-- BEGIN EXCERPTED DATA --

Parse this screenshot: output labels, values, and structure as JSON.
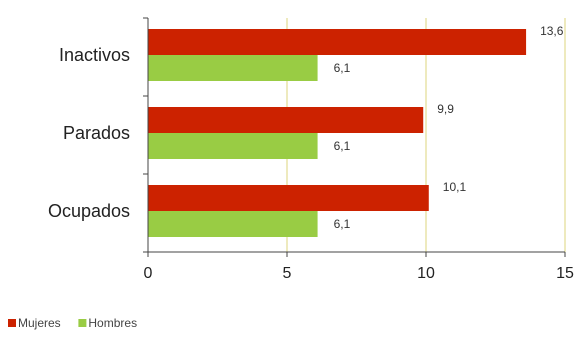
{
  "chart_data": {
    "type": "bar",
    "orientation": "horizontal",
    "categories": [
      "Inactivos",
      "Parados",
      "Ocupados"
    ],
    "series": [
      {
        "name": "Mujeres",
        "color": "#cc2200",
        "values": [
          13.6,
          9.9,
          10.1
        ],
        "labels": [
          "13,6",
          "9,9",
          "10,1"
        ]
      },
      {
        "name": "Hombres",
        "color": "#99cc44",
        "values": [
          6.1,
          6.1,
          6.1
        ],
        "labels": [
          "6,1",
          "6,1",
          "6,1"
        ]
      }
    ],
    "xlim": [
      0,
      15
    ],
    "xticks": [
      0,
      5,
      10,
      15
    ],
    "xtick_labels": [
      "0",
      "5",
      "10",
      "15"
    ],
    "grid": true,
    "grid_color": "#e8e3a8",
    "legend_position": "bottom-left"
  }
}
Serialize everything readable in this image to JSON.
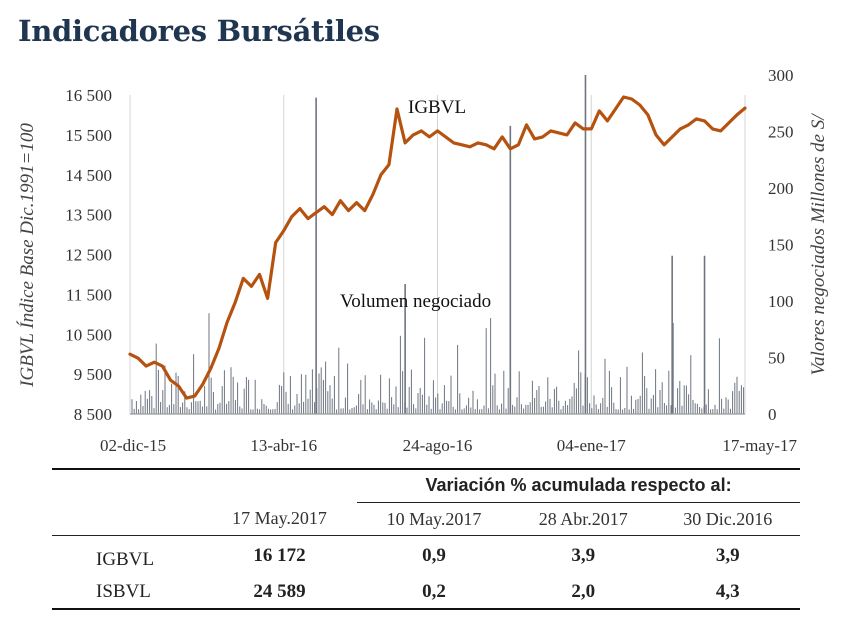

-- END EXCERPTED DATA --

### [BRIEF]
Transcribe the records word for word and include no pictures.

### [ANSWER FOR THE TASK]
Parse this screenshot: output labels, values, and structure as JSON.
{
  "chart_data": {
    "type": "bar",
    "orientation": "horizontal",
    "categories": [
      "Inactivos",
      "Parados",
      "Ocupados"
    ],
    "series": [
      {
        "name": "Mujeres",
        "color": "#cc2200",
        "values": [
          13.6,
          9.9,
          10.1
        ],
        "labels": [
          "13,6",
          "9,9",
          "10,1"
        ]
      },
      {
        "name": "Hombres",
        "color": "#99cc44",
        "values": [
          6.1,
          6.1,
          6.1
        ],
        "labels": [
          "6,1",
          "6,1",
          "6,1"
        ]
      }
    ],
    "xlim": [
      0,
      15
    ],
    "xticks": [
      0,
      5,
      10,
      15
    ],
    "xtick_labels": [
      "0",
      "5",
      "10",
      "15"
    ],
    "grid": true,
    "grid_color": "#e8e3a8",
    "legend_position": "bottom-left"
  }
}
Serialize everything readable in this image to JSON.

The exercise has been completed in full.